Direction. Give all the lines below again, exactly, with no pictures.

Data supplied.
Start

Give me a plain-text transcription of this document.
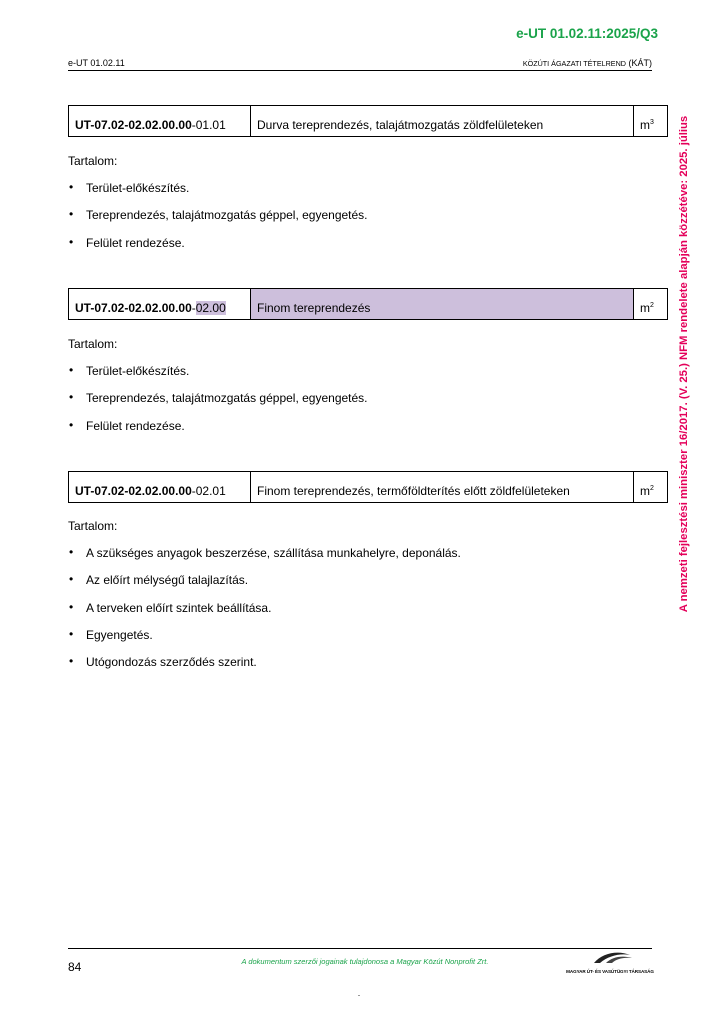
e-UT 01.02.11:2025/Q3
e-UT 01.02.11	KÖZÚTI ÁGAZATI TÉTELREND (KÁT)
UT-07.02-02.02.00.00-01.01	Durva tereprendezés, talajátmozgatás zöldfelületeken	$m^3$
Tartalom:
• Terület-előkészítés.
• Tereprendezés, talajátmozgatás géppel, egyengetés.
• Felület rendezése.
UT-07.02-02.02.00.00-02.00	Finom tereprendezés	$m^2$
Tartalom:
• Terület-előkészítés.
• Tereprendezés, talajátmozgatás géppel, egyengetés.
• Felület rendezése.
UT-07.02-02.02.00.00-02.01	Finom tereprendezés, termőföldterítés előtt zöldfelületeken	$m^2$
Tartalom:
• A szükséges anyagok beszerzése, szállítása munkahelyre, deponálás.
• Az előírt mélységű talajlazítás.
• A terveken előírt szintek beállítása.
• Egyengetés.
• Utógondozás szerződés szerint.
A nemzeti fejlesztési miniszter 16/2017. (V. 25.) NFM rendelete alapján közzétéve: 2025. július
84	A dokumentum szerzői jogainak tulajdonosa a Magyar Közút Nonprofit Zrt.
MAGYAR ÚT- ÉS VASÚTÜGYI TÁRSASÁG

End

Answer below.
Give me a plain-text transcription of this document.
e-UT 01.02.11:2025/Q3
e-UT 01.02.11	KÖZÚTI ÁGAZATI TÉTELREND (KÁT)
UT-07.02-02.02.00.00-01.01	Durva tereprendezés, talajátmozgatás zöldfelületeken	$m^3$
Tartalom:
• Terület-előkészítés.
• Tereprendezés, talajátmozgatás géppel, egyengetés.
• Felület rendezése.
UT-07.02-02.02.00.00-02.00	Finom tereprendezés	$m^2$
Tartalom:
• Terület-előkészítés.
• Tereprendezés, talajátmozgatás géppel, egyengetés.
• Felület rendezése.
UT-07.02-02.02.00.00-02.01	Finom tereprendezés, termőföldterítés előtt zöldfelületeken	$m^2$
Tartalom:
• A szükséges anyagok beszerzése, szállítása munkahelyre, deponálás.
• Az előírt mélységű talajlazítás.
• A terveken előírt szintek beállítása.
• Egyengetés.
• Utógondozás szerződés szerint.
A nemzeti fejlesztési miniszter 16/2017. (V. 25.) NFM rendelete alapján közzétéve: 2025. július
84	A dokumentum szerzői jogainak tulajdonosa a Magyar Közút Nonprofit Zrt.
MAGYAR ÚT- ÉS VASÚTÜGYI TÁRSASÁG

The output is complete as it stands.